▶ _Exercise objective_
Write out the records word for word, with no pictures.
==== Data provided
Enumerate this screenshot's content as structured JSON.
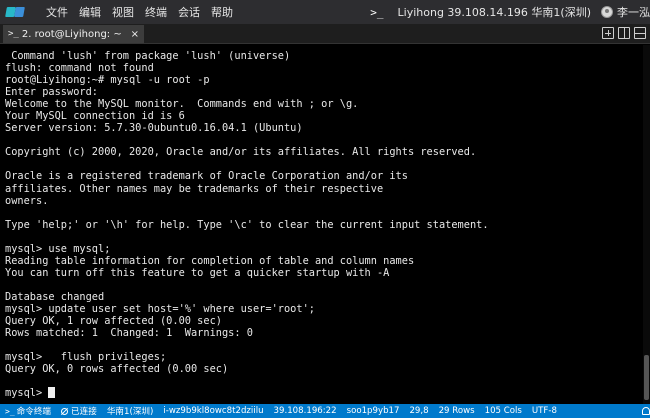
{
  "menubar": {
    "items": [
      "文件",
      "编辑",
      "视图",
      "终端",
      "会话",
      "帮助"
    ],
    "terminal_icon": ">_",
    "session_info": "Liyihong 39.108.14.196 华南1(深圳)",
    "user_name": "李一泓"
  },
  "tab": {
    "icon": ">_",
    "label": "2. root@Liyihong: ~",
    "close": "×"
  },
  "terminal": {
    "lines": [
      " Command 'lush' from package 'lush' (universe)",
      "flush: command not found",
      "root@Liyihong:~# mysql -u root -p",
      "Enter password:",
      "Welcome to the MySQL monitor.  Commands end with ; or \\g.",
      "Your MySQL connection id is 6",
      "Server version: 5.7.30-0ubuntu0.16.04.1 (Ubuntu)",
      "",
      "Copyright (c) 2000, 2020, Oracle and/or its affiliates. All rights reserved.",
      "",
      "Oracle is a registered trademark of Oracle Corporation and/or its",
      "affiliates. Other names may be trademarks of their respective",
      "owners.",
      "",
      "Type 'help;' or '\\h' for help. Type '\\c' to clear the current input statement.",
      "",
      "mysql> use mysql;",
      "Reading table information for completion of table and column names",
      "You can turn off this feature to get a quicker startup with -A",
      "",
      "Database changed",
      "mysql> update user set host='%' where user='root';",
      "Query OK, 1 row affected (0.00 sec)",
      "Rows matched: 1  Changed: 1  Warnings: 0",
      "",
      "mysql>   flush privileges;",
      "Query OK, 0 rows affected (0.00 sec)",
      ""
    ],
    "prompt": "mysql> "
  },
  "statusbar": {
    "terminal_label": "命令终端",
    "connection_status": "已连接",
    "region": "华南1(深圳)",
    "instance_id": "i-wz9b9kl8owc8t2dziilu",
    "ip": "39.108.196:22",
    "hostname": "soo1p9yb17",
    "cursor_pos": "29,8",
    "rows": "29 Rows",
    "cols": "105 Cols",
    "encoding": "UTF-8"
  }
}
========
▶ _Written answer_
Enumerate this screenshot's content as structured JSON.
{
  "menubar": {
    "items": [
      "文件",
      "编辑",
      "视图",
      "终端",
      "会话",
      "帮助"
    ],
    "terminal_icon": ">_",
    "session_info": "Liyihong 39.108.14.196 华南1(深圳)",
    "user_name": "李一泓"
  },
  "tab": {
    "icon": ">_",
    "label": "2. root@Liyihong: ~",
    "close": "×"
  },
  "terminal": {
    "lines": [
      " Command 'lush' from package 'lush' (universe)",
      "flush: command not found",
      "root@Liyihong:~# mysql -u root -p",
      "Enter password:",
      "Welcome to the MySQL monitor.  Commands end with ; or \\g.",
      "Your MySQL connection id is 6",
      "Server version: 5.7.30-0ubuntu0.16.04.1 (Ubuntu)",
      "",
      "Copyright (c) 2000, 2020, Oracle and/or its affiliates. All rights reserved.",
      "",
      "Oracle is a registered trademark of Oracle Corporation and/or its",
      "affiliates. Other names may be trademarks of their respective",
      "owners.",
      "",
      "Type 'help;' or '\\h' for help. Type '\\c' to clear the current input statement.",
      "",
      "mysql> use mysql;",
      "Reading table information for completion of table and column names",
      "You can turn off this feature to get a quicker startup with -A",
      "",
      "Database changed",
      "mysql> update user set host='%' where user='root';",
      "Query OK, 1 row affected (0.00 sec)",
      "Rows matched: 1  Changed: 1  Warnings: 0",
      "",
      "mysql>   flush privileges;",
      "Query OK, 0 rows affected (0.00 sec)",
      ""
    ],
    "prompt": "mysql> "
  },
  "statusbar": {
    "terminal_label": "命令终端",
    "connection_status": "已连接",
    "region": "华南1(深圳)",
    "instance_id": "i-wz9b9kl8owc8t2dziilu",
    "ip": "39.108.196:22",
    "hostname": "soo1p9yb17",
    "cursor_pos": "29,8",
    "rows": "29 Rows",
    "cols": "105 Cols",
    "encoding": "UTF-8"
  }
}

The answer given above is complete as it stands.